> [Task description]:
Where does the string "MUNICIPIOS" appear? Copy every line of the entries below that holds it.

[Extracts from a graphics dataset]

**********

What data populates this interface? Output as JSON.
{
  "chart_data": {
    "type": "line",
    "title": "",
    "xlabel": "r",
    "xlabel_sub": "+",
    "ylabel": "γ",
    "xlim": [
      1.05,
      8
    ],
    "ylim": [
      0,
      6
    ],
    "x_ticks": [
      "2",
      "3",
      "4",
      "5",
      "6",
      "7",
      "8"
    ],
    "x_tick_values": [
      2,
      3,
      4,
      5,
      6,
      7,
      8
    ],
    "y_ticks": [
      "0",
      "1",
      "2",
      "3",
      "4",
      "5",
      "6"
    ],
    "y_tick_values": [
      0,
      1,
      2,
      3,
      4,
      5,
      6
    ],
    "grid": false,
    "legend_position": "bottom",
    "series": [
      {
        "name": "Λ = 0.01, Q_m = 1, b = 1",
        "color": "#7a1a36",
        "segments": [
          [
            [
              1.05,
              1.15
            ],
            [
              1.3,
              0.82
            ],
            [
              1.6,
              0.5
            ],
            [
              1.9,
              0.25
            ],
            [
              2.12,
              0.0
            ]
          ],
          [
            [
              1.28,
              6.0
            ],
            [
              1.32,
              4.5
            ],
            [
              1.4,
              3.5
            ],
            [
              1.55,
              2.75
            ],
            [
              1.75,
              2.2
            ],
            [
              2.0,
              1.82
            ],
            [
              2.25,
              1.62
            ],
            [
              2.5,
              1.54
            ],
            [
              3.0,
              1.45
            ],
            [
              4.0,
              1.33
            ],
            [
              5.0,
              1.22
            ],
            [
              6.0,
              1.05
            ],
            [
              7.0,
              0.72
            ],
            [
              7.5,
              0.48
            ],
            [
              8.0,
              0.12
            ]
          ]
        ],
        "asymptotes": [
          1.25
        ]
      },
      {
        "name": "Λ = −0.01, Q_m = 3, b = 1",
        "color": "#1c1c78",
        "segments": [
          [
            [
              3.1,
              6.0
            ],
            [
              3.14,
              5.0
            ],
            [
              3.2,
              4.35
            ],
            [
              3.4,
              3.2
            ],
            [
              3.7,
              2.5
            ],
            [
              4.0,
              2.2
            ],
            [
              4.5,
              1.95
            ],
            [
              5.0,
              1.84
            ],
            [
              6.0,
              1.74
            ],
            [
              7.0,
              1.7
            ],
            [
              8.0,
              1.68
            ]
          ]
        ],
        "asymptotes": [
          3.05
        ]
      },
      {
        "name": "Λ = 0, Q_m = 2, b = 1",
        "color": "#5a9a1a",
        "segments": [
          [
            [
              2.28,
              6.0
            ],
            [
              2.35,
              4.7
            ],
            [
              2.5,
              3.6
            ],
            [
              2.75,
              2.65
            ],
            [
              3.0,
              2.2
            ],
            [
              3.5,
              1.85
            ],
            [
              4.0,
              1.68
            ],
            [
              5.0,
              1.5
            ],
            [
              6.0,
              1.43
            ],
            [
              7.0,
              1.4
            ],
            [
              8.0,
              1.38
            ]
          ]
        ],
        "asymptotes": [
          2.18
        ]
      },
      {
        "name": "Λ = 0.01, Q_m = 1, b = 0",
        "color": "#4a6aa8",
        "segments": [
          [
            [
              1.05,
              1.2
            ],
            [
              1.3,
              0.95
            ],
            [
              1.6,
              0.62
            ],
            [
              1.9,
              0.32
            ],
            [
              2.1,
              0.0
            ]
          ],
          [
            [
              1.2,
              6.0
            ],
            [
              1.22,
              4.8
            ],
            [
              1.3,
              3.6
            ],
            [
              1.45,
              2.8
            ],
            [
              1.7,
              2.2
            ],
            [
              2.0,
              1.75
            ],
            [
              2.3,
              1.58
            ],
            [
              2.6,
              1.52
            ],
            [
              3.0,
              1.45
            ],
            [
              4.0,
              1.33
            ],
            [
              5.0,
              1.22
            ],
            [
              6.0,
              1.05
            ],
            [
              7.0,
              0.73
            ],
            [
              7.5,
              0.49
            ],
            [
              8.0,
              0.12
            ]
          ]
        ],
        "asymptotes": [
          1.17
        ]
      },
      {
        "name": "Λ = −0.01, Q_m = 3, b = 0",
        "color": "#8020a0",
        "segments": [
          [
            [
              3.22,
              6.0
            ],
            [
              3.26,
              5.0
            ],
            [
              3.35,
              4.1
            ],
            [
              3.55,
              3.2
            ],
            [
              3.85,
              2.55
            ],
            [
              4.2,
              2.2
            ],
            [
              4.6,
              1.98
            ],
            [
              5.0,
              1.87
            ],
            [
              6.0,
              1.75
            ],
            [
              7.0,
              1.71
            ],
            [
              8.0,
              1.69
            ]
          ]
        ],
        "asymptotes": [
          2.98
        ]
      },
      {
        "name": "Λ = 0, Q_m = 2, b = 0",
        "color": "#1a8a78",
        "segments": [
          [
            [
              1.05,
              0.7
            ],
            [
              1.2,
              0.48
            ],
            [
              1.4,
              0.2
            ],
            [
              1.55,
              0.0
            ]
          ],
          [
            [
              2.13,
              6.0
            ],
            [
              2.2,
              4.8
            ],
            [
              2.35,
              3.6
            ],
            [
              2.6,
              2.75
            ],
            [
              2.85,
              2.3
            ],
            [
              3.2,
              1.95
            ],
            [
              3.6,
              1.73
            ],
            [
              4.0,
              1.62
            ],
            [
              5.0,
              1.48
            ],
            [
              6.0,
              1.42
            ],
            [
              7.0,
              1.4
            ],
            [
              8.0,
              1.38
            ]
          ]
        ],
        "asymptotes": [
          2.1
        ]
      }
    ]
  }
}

**********

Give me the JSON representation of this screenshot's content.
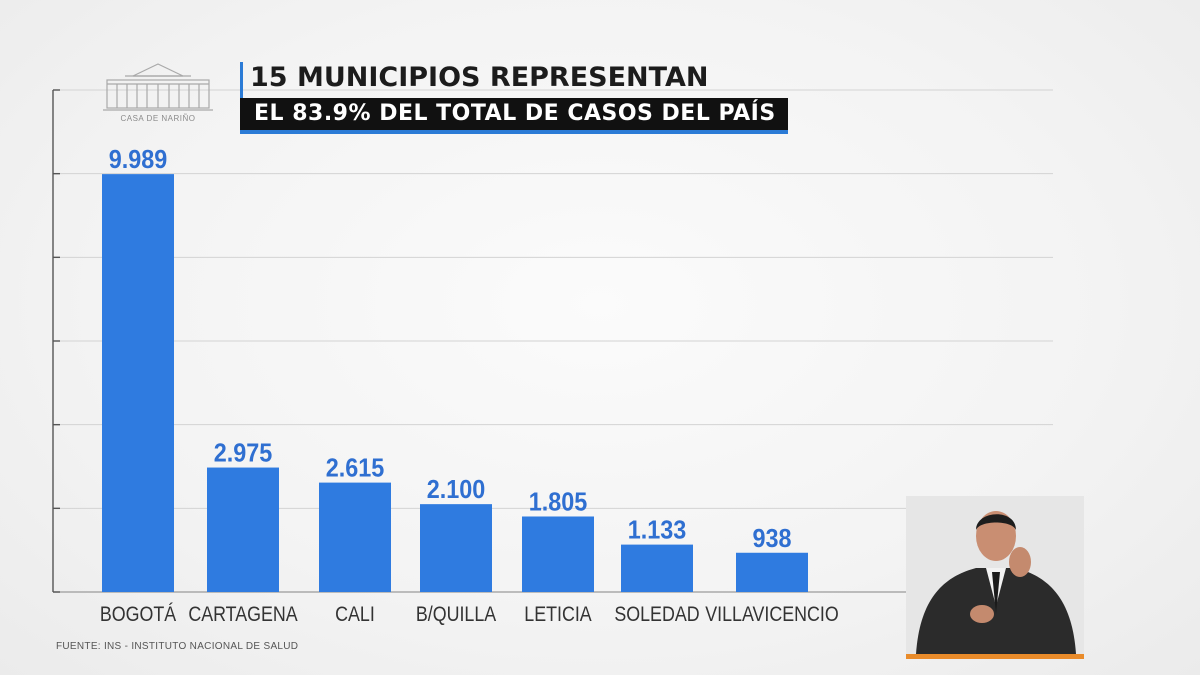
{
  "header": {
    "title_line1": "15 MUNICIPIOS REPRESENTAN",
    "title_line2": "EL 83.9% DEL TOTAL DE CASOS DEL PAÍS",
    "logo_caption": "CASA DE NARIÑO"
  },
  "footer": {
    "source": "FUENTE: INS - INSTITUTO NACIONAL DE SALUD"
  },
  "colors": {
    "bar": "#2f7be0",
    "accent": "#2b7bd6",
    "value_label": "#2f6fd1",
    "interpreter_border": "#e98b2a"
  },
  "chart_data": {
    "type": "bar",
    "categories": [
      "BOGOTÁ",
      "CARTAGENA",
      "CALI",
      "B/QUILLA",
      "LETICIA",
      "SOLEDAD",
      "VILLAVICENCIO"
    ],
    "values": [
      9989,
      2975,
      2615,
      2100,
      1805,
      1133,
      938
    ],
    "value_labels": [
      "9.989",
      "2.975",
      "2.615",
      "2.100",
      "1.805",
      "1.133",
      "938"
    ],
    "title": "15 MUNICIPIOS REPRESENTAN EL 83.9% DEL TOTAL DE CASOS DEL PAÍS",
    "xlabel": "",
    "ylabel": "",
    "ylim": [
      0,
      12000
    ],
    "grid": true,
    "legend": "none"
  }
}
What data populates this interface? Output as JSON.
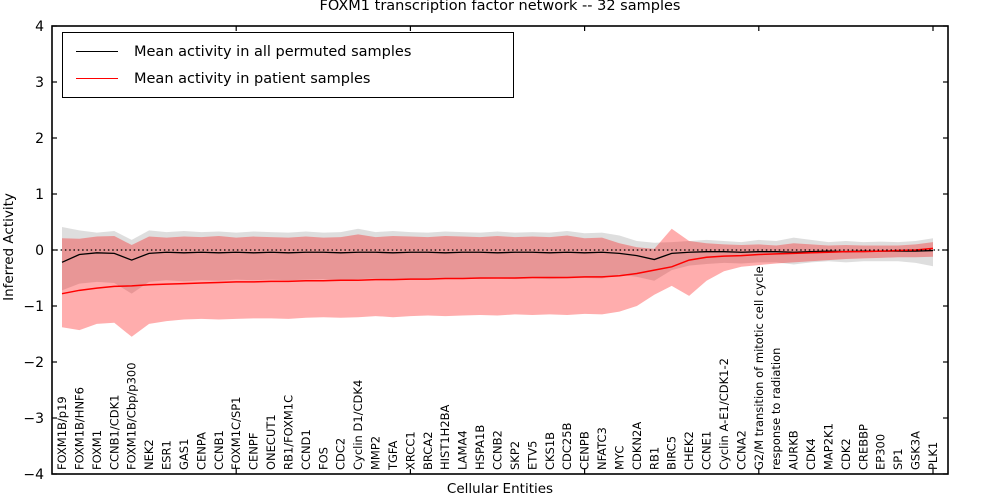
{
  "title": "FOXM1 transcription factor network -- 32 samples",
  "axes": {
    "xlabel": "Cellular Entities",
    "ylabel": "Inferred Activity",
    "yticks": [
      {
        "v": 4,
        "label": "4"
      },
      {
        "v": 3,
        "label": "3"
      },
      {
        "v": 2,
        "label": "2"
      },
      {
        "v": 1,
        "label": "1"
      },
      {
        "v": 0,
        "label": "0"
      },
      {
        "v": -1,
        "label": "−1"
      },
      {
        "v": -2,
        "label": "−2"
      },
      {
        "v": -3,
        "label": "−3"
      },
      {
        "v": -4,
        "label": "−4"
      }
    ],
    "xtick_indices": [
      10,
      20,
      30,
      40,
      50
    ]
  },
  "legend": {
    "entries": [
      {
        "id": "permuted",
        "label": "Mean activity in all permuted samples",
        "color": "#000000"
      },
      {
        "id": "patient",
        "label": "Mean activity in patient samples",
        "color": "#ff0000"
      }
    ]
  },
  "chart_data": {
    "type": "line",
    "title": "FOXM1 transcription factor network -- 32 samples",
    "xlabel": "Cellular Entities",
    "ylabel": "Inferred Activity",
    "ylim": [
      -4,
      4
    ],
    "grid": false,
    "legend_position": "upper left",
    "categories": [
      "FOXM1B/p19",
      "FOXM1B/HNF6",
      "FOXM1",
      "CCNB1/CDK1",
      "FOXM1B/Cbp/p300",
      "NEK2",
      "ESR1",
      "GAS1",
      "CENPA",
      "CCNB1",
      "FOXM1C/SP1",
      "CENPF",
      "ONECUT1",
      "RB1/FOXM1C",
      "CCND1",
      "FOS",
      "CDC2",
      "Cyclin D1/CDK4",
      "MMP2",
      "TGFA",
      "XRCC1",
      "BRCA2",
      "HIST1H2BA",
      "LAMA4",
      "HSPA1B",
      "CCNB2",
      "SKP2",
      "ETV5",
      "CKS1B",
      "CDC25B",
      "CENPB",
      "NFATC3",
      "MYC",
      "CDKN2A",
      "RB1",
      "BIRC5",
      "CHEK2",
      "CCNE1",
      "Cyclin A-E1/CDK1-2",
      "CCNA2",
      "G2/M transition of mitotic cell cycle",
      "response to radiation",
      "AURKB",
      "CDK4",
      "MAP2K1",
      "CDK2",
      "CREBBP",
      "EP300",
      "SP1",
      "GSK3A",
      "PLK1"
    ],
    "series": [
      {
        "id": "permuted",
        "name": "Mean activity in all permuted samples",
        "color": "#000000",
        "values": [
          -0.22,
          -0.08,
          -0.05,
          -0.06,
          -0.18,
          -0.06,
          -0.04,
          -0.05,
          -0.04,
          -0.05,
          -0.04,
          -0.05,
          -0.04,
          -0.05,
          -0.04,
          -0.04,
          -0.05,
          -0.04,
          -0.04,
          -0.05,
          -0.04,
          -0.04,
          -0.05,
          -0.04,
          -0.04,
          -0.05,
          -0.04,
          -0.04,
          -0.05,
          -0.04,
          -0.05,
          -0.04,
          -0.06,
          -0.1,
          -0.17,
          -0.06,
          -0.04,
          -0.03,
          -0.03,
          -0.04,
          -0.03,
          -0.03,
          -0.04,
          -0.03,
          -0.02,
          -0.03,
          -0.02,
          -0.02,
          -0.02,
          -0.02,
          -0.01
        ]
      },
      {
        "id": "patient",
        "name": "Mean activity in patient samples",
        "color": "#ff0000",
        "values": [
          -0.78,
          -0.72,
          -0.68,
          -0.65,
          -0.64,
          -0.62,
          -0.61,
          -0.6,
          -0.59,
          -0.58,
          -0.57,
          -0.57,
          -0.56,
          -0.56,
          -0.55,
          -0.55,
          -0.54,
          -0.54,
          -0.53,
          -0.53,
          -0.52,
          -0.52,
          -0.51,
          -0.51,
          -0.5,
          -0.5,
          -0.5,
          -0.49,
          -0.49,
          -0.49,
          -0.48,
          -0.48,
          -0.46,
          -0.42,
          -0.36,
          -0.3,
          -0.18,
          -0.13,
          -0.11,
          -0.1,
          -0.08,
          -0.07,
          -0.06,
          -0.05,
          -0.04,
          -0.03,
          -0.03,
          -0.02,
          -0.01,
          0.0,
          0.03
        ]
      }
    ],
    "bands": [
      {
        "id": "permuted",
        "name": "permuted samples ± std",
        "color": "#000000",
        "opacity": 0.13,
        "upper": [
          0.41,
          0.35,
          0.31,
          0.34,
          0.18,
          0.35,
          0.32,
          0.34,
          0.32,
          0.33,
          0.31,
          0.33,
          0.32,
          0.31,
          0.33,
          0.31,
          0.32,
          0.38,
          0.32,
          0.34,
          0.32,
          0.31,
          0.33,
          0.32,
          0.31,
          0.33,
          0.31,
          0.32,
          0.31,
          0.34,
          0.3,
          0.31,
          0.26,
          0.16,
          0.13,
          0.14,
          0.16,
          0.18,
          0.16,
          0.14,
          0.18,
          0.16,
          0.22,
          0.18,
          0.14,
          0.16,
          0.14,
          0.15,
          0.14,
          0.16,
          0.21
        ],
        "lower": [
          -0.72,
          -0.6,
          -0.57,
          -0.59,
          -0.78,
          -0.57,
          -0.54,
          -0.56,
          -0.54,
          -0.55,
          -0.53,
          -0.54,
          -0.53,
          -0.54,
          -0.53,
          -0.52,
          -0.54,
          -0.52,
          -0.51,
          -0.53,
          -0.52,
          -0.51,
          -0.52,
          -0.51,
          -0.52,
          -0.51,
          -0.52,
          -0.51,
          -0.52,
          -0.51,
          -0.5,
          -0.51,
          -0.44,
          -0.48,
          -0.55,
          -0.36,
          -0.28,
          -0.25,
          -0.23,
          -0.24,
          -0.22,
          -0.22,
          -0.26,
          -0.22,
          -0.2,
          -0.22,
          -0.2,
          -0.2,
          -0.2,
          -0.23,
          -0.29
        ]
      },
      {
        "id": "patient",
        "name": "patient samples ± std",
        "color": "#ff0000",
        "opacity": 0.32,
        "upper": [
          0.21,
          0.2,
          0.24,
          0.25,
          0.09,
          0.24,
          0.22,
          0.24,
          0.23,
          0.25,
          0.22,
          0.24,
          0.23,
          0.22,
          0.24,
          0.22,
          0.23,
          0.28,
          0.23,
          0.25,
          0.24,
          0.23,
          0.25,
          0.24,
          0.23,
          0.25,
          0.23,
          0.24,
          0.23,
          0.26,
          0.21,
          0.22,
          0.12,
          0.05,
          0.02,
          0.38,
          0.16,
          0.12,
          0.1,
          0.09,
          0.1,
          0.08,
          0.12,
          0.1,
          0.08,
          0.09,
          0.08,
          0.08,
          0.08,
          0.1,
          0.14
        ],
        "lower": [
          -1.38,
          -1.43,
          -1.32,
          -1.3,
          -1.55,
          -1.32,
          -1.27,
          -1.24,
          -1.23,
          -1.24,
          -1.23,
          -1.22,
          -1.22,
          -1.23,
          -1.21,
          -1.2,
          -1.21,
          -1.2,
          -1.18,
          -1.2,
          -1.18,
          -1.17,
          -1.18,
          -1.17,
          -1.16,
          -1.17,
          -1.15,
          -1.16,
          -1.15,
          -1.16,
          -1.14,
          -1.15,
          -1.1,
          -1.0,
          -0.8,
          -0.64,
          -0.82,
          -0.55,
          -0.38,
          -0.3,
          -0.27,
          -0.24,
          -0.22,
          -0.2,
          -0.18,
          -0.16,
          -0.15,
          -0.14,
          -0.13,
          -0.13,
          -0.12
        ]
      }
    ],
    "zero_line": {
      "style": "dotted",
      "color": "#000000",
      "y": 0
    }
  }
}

**********

> [Result]:
    "title_line1": "15 MUNICIPIOS REPRESENTAN",
    "title": "15 MUNICIPIOS REPRESENTAN EL 83.9% DEL TOTAL DE CASOS DEL PAÍS",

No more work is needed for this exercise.